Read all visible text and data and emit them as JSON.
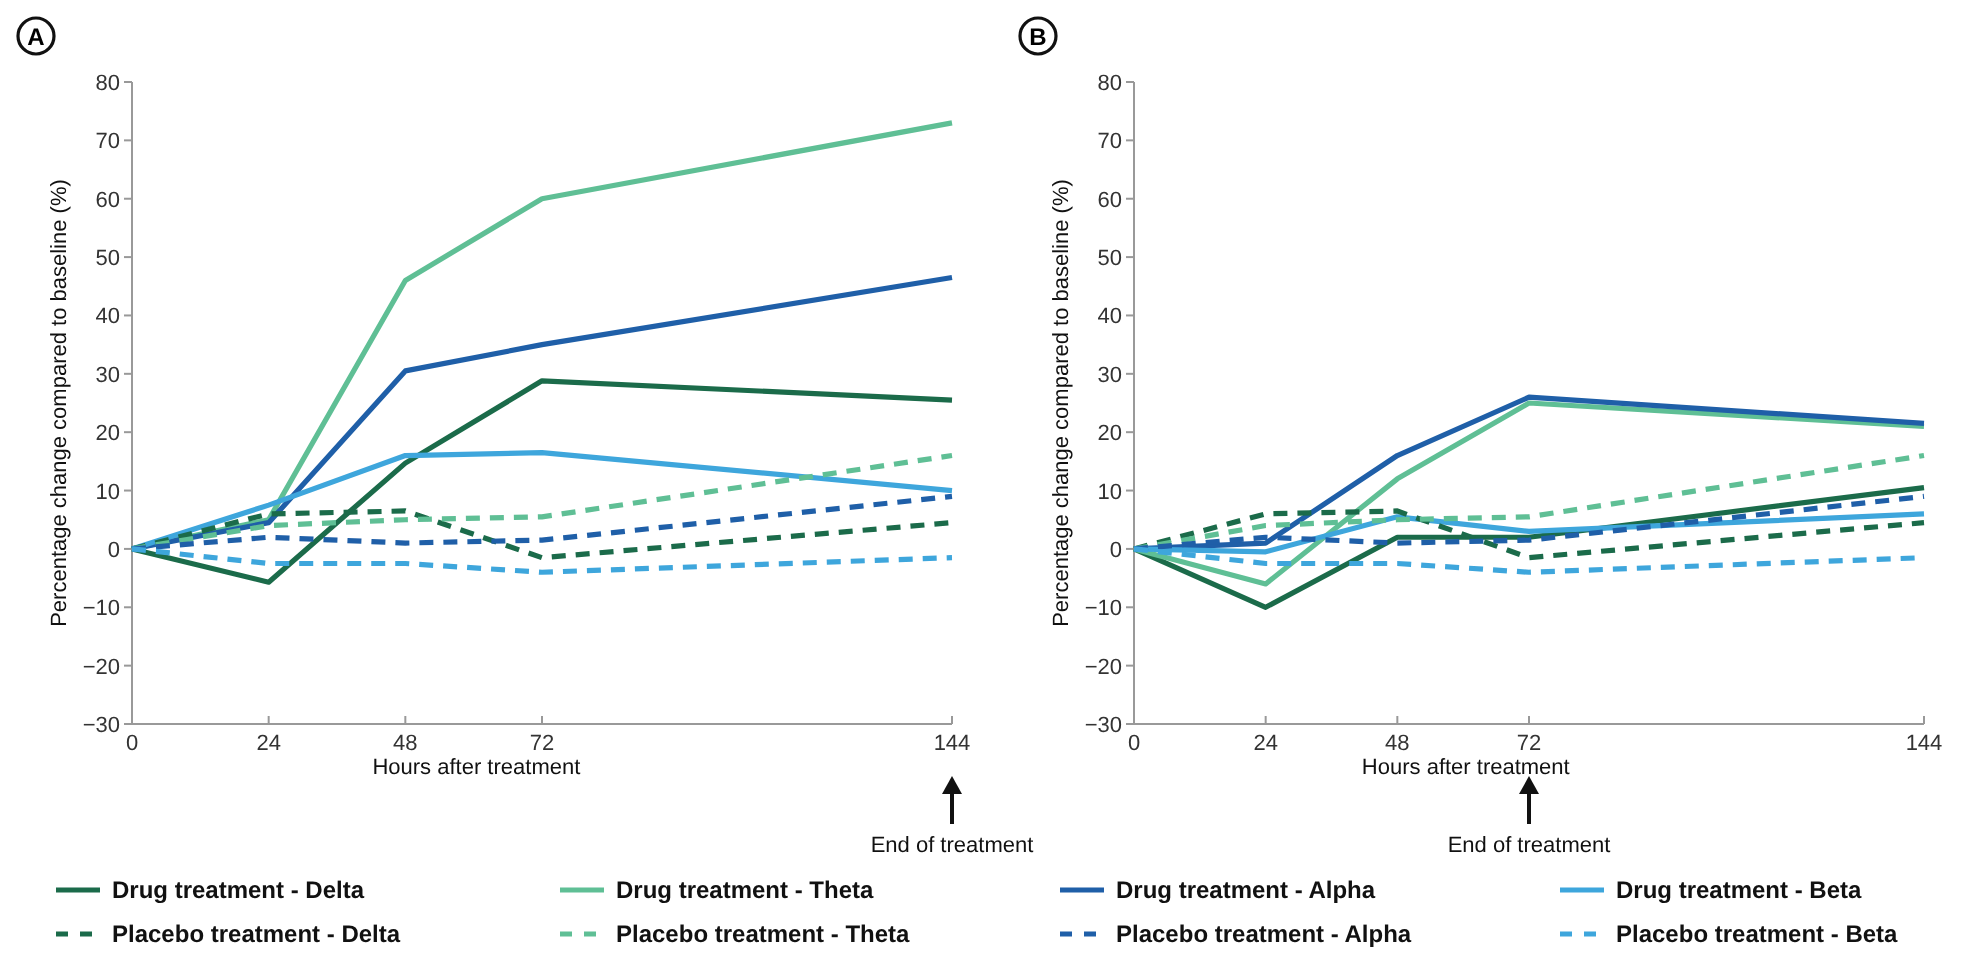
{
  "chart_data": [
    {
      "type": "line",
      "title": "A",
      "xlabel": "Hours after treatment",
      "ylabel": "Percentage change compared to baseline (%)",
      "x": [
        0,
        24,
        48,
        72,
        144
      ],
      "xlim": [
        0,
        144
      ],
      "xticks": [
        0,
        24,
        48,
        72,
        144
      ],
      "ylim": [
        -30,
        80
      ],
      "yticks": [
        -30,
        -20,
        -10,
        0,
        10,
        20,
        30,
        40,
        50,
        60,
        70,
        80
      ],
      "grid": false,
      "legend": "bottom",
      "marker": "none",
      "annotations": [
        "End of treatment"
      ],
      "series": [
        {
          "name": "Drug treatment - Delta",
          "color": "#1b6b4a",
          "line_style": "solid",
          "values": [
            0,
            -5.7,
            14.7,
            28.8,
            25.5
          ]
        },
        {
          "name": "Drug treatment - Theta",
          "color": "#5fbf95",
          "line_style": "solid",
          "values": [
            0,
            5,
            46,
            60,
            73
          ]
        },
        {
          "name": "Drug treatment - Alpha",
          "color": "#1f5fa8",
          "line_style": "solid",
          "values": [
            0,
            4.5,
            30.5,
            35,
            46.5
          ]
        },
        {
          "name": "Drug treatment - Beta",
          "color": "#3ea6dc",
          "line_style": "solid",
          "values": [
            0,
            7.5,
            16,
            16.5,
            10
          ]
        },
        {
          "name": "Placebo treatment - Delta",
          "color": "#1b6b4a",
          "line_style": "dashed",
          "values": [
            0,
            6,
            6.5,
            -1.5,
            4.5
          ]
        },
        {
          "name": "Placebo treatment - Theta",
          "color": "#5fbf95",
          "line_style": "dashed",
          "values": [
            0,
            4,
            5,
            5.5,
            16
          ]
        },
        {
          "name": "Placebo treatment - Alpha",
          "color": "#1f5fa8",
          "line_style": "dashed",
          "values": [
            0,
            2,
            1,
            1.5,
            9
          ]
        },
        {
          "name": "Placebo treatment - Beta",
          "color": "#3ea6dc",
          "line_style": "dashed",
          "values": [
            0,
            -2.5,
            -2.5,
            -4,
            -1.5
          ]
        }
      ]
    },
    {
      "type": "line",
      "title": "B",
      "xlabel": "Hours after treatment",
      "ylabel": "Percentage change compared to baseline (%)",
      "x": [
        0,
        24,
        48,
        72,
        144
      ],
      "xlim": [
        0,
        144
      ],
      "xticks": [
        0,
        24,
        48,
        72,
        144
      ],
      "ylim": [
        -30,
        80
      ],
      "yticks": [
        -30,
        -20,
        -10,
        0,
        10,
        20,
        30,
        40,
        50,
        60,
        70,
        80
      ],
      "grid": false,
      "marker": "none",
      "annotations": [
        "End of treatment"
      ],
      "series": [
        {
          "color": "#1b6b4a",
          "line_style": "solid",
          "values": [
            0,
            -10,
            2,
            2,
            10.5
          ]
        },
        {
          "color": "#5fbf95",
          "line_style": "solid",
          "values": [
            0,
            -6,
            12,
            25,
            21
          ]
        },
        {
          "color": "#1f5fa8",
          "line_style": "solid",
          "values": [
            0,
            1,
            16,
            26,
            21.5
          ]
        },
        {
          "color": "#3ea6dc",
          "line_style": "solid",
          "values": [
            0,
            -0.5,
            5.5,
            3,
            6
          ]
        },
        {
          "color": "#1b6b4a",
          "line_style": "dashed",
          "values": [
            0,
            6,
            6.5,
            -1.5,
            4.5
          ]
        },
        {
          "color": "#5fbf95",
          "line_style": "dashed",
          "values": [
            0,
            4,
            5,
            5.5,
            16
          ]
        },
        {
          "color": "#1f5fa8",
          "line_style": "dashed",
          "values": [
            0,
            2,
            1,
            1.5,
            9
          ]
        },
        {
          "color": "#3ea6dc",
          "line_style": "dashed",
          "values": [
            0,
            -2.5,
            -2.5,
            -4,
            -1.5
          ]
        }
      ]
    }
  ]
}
--------------------
◆ What is needed:
Copy the listing exactly. Any image in it stays out of the copy.

◆ Written answer:
Read all visible text and data and emit them as JSON.
{
  "chart_data": [
    {
      "type": "line",
      "title": "A",
      "xlabel": "Hours after treatment",
      "ylabel": "Percentage change compared to baseline (%)",
      "x": [
        0,
        24,
        48,
        72,
        144
      ],
      "xlim": [
        0,
        144
      ],
      "xticks": [
        0,
        24,
        48,
        72,
        144
      ],
      "ylim": [
        -30,
        80
      ],
      "yticks": [
        -30,
        -20,
        -10,
        0,
        10,
        20,
        30,
        40,
        50,
        60,
        70,
        80
      ],
      "grid": false,
      "legend": "bottom",
      "marker": "none",
      "annotations": [
        "End of treatment"
      ],
      "series": [
        {
          "name": "Drug treatment - Delta",
          "color": "#1b6b4a",
          "line_style": "solid",
          "values": [
            0,
            -5.7,
            14.7,
            28.8,
            25.5
          ]
        },
        {
          "name": "Drug treatment - Theta",
          "color": "#5fbf95",
          "line_style": "solid",
          "values": [
            0,
            5,
            46,
            60,
            73
          ]
        },
        {
          "name": "Drug treatment - Alpha",
          "color": "#1f5fa8",
          "line_style": "solid",
          "values": [
            0,
            4.5,
            30.5,
            35,
            46.5
          ]
        },
        {
          "name": "Drug treatment - Beta",
          "color": "#3ea6dc",
          "line_style": "solid",
          "values": [
            0,
            7.5,
            16,
            16.5,
            10
          ]
        },
        {
          "name": "Placebo treatment - Delta",
          "color": "#1b6b4a",
          "line_style": "dashed",
          "values": [
            0,
            6,
            6.5,
            -1.5,
            4.5
          ]
        },
        {
          "name": "Placebo treatment - Theta",
          "color": "#5fbf95",
          "line_style": "dashed",
          "values": [
            0,
            4,
            5,
            5.5,
            16
          ]
        },
        {
          "name": "Placebo treatment - Alpha",
          "color": "#1f5fa8",
          "line_style": "dashed",
          "values": [
            0,
            2,
            1,
            1.5,
            9
          ]
        },
        {
          "name": "Placebo treatment - Beta",
          "color": "#3ea6dc",
          "line_style": "dashed",
          "values": [
            0,
            -2.5,
            -2.5,
            -4,
            -1.5
          ]
        }
      ]
    },
    {
      "type": "line",
      "title": "B",
      "xlabel": "Hours after treatment",
      "ylabel": "Percentage change compared to baseline (%)",
      "x": [
        0,
        24,
        48,
        72,
        144
      ],
      "xlim": [
        0,
        144
      ],
      "xticks": [
        0,
        24,
        48,
        72,
        144
      ],
      "ylim": [
        -30,
        80
      ],
      "yticks": [
        -30,
        -20,
        -10,
        0,
        10,
        20,
        30,
        40,
        50,
        60,
        70,
        80
      ],
      "grid": false,
      "marker": "none",
      "annotations": [
        "End of treatment"
      ],
      "series": [
        {
          "color": "#1b6b4a",
          "line_style": "solid",
          "values": [
            0,
            -10,
            2,
            2,
            10.5
          ]
        },
        {
          "color": "#5fbf95",
          "line_style": "solid",
          "values": [
            0,
            -6,
            12,
            25,
            21
          ]
        },
        {
          "color": "#1f5fa8",
          "line_style": "solid",
          "values": [
            0,
            1,
            16,
            26,
            21.5
          ]
        },
        {
          "color": "#3ea6dc",
          "line_style": "solid",
          "values": [
            0,
            -0.5,
            5.5,
            3,
            6
          ]
        },
        {
          "color": "#1b6b4a",
          "line_style": "dashed",
          "values": [
            0,
            6,
            6.5,
            -1.5,
            4.5
          ]
        },
        {
          "color": "#5fbf95",
          "line_style": "dashed",
          "values": [
            0,
            4,
            5,
            5.5,
            16
          ]
        },
        {
          "color": "#1f5fa8",
          "line_style": "dashed",
          "values": [
            0,
            2,
            1,
            1.5,
            9
          ]
        },
        {
          "color": "#3ea6dc",
          "line_style": "dashed",
          "values": [
            0,
            -2.5,
            -2.5,
            -4,
            -1.5
          ]
        }
      ]
    }
  ]
}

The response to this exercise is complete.